Task directions: Without the images, write out the whole listing exactly.

Data lines:
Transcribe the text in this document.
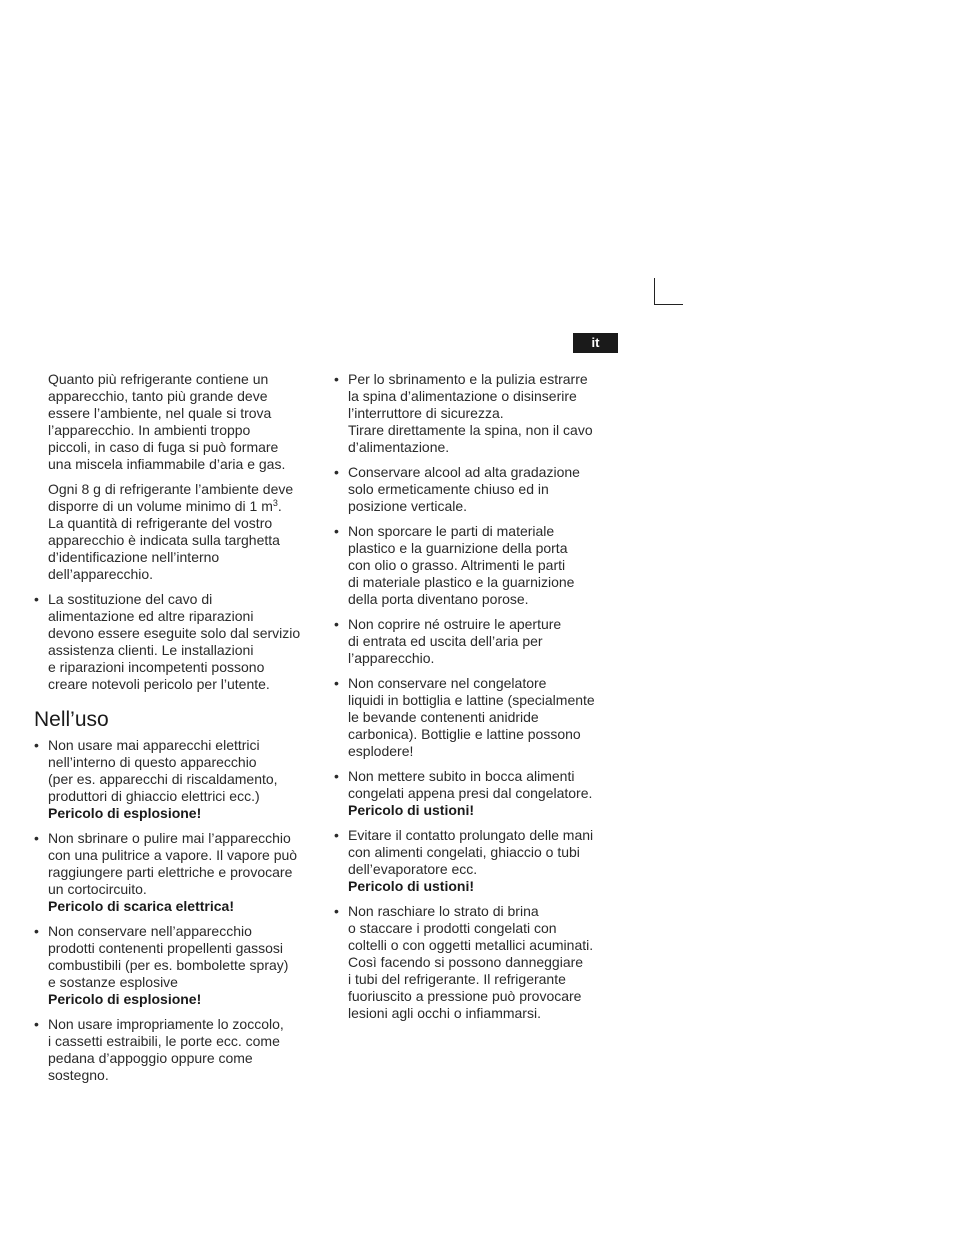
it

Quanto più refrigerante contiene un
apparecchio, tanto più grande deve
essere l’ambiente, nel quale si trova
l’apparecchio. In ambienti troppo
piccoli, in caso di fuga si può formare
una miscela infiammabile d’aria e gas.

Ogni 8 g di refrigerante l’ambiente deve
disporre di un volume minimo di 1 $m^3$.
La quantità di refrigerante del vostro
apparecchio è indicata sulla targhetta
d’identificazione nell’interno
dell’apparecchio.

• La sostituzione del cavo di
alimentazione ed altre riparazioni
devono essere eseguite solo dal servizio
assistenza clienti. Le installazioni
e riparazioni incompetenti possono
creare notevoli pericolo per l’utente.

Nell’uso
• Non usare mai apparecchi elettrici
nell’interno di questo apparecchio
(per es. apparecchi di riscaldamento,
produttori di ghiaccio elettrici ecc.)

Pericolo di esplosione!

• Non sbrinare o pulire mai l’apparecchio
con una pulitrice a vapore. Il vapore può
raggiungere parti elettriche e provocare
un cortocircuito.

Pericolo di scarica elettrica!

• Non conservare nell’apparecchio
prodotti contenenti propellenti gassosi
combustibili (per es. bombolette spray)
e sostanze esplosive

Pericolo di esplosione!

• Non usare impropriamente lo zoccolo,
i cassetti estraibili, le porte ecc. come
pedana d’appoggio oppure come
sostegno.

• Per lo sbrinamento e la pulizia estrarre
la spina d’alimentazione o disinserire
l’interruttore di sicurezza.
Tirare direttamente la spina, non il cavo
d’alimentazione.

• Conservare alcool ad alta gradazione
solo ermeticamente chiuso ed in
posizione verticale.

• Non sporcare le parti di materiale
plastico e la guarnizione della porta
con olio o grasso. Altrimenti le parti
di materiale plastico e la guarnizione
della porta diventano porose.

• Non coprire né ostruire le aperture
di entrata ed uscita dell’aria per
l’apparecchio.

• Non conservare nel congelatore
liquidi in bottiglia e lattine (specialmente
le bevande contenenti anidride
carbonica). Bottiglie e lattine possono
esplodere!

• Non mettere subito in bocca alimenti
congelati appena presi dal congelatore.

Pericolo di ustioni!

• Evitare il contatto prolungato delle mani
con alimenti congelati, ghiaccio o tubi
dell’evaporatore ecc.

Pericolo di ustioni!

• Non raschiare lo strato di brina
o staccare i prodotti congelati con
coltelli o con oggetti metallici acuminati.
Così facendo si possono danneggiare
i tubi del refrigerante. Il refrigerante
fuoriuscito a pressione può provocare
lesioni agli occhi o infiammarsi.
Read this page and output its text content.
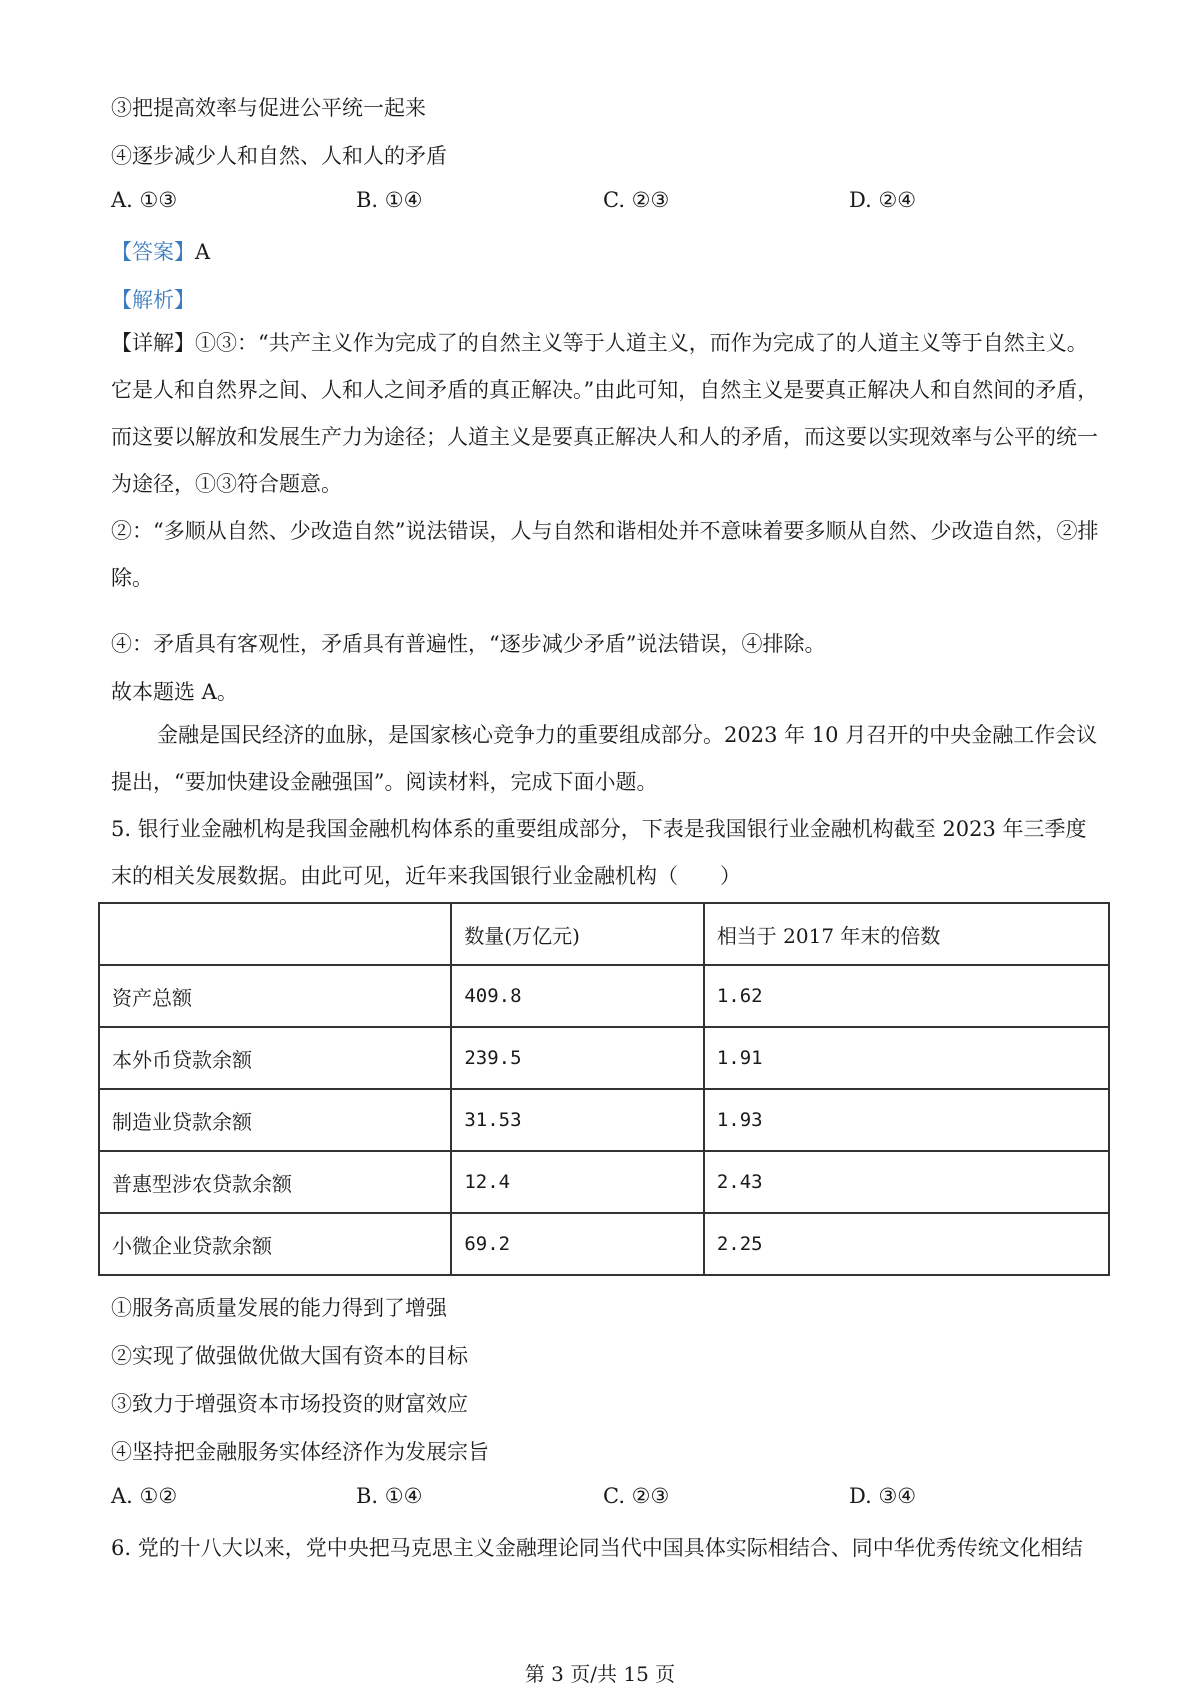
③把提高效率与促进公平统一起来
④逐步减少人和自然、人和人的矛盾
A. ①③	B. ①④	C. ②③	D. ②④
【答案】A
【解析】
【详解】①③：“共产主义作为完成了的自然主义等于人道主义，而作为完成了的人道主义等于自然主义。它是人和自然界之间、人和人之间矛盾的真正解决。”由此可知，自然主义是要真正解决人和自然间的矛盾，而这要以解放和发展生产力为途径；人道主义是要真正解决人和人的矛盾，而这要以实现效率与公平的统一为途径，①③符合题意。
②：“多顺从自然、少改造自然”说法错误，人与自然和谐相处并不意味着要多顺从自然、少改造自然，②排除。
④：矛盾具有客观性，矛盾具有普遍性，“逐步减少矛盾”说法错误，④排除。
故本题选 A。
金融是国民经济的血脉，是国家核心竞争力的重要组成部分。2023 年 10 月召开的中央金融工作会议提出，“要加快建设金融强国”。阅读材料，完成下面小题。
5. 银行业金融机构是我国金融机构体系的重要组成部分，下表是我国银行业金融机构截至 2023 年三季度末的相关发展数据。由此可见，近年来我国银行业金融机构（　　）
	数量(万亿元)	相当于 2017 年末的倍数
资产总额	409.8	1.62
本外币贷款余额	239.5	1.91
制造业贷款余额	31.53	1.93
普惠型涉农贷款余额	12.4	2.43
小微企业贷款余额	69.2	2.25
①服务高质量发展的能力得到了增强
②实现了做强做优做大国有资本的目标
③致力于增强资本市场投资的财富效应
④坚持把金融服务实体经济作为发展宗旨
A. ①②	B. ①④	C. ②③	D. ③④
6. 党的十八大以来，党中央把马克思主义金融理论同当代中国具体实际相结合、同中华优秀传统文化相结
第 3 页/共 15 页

Expected output:
Transcribe the text in this document.
it

Quanto più refrigerante contiene un
apparecchio, tanto più grande deve
essere l’ambiente, nel quale si trova
l’apparecchio. In ambienti troppo
piccoli, in caso di fuga si può formare
una miscela infiammabile d’aria e gas.

Ogni 8 g di refrigerante l’ambiente deve
disporre di un volume minimo di 1 $m^3$.
La quantità di refrigerante del vostro
apparecchio è indicata sulla targhetta
d’identificazione nell’interno
dell’apparecchio.

• La sostituzione del cavo di
alimentazione ed altre riparazioni
devono essere eseguite solo dal servizio
assistenza clienti. Le installazioni
e riparazioni incompetenti possono
creare notevoli pericolo per l’utente.

Nell’uso
• Non usare mai apparecchi elettrici
nell’interno di questo apparecchio
(per es. apparecchi di riscaldamento,
produttori di ghiaccio elettrici ecc.)

Pericolo di esplosione!

• Non sbrinare o pulire mai l’apparecchio
con una pulitrice a vapore. Il vapore può
raggiungere parti elettriche e provocare
un cortocircuito.

Pericolo di scarica elettrica!

• Non conservare nell’apparecchio
prodotti contenenti propellenti gassosi
combustibili (per es. bombolette spray)
e sostanze esplosive

Pericolo di esplosione!

• Non usare impropriamente lo zoccolo,
i cassetti estraibili, le porte ecc. come
pedana d’appoggio oppure come
sostegno.

• Per lo sbrinamento e la pulizia estrarre
la spina d’alimentazione o disinserire
l’interruttore di sicurezza.
Tirare direttamente la spina, non il cavo
d’alimentazione.

• Conservare alcool ad alta gradazione
solo ermeticamente chiuso ed in
posizione verticale.

• Non sporcare le parti di materiale
plastico e la guarnizione della porta
con olio o grasso. Altrimenti le parti
di materiale plastico e la guarnizione
della porta diventano porose.

• Non coprire né ostruire le aperture
di entrata ed uscita dell’aria per
l’apparecchio.

• Non conservare nel congelatore
liquidi in bottiglia e lattine (specialmente
le bevande contenenti anidride
carbonica). Bottiglie e lattine possono
esplodere!

• Non mettere subito in bocca alimenti
congelati appena presi dal congelatore.

Pericolo di ustioni!

• Evitare il contatto prolungato delle mani
con alimenti congelati, ghiaccio o tubi
dell’evaporatore ecc.

Pericolo di ustioni!

• Non raschiare lo strato di brina
o staccare i prodotti congelati con
coltelli o con oggetti metallici acuminati.
Così facendo si possono danneggiare
i tubi del refrigerante. Il refrigerante
fuoriuscito a pressione può provocare
lesioni agli occhi o infiammarsi.
Read this page and output its text content.
③把提高效率与促进公平统一起来
④逐步减少人和自然、人和人的矛盾
A. ①③	B. ①④	C. ②③	D. ②④
【答案】A
【解析】
【详解】①③：“共产主义作为完成了的自然主义等于人道主义，而作为完成了的人道主义等于自然主义。它是人和自然界之间、人和人之间矛盾的真正解决。”由此可知，自然主义是要真正解决人和自然间的矛盾，而这要以解放和发展生产力为途径；人道主义是要真正解决人和人的矛盾，而这要以实现效率与公平的统一为途径，①③符合题意。
②：“多顺从自然、少改造自然”说法错误，人与自然和谐相处并不意味着要多顺从自然、少改造自然，②排除。
④：矛盾具有客观性，矛盾具有普遍性，“逐步减少矛盾”说法错误，④排除。
故本题选 A。
金融是国民经济的血脉，是国家核心竞争力的重要组成部分。2023 年 10 月召开的中央金融工作会议提出，“要加快建设金融强国”。阅读材料，完成下面小题。
5. 银行业金融机构是我国金融机构体系的重要组成部分，下表是我国银行业金融机构截至 2023 年三季度末的相关发展数据。由此可见，近年来我国银行业金融机构（　　）
	数量(万亿元)	相当于 2017 年末的倍数
资产总额	409.8	1.62
本外币贷款余额	239.5	1.91
制造业贷款余额	31.53	1.93
普惠型涉农贷款余额	12.4	2.43
小微企业贷款余额	69.2	2.25
①服务高质量发展的能力得到了增强
②实现了做强做优做大国有资本的目标
③致力于增强资本市场投资的财富效应
④坚持把金融服务实体经济作为发展宗旨
A. ①②	B. ①④	C. ②③	D. ③④
6. 党的十八大以来，党中央把马克思主义金融理论同当代中国具体实际相结合、同中华优秀传统文化相结
第 3 页/共 15 页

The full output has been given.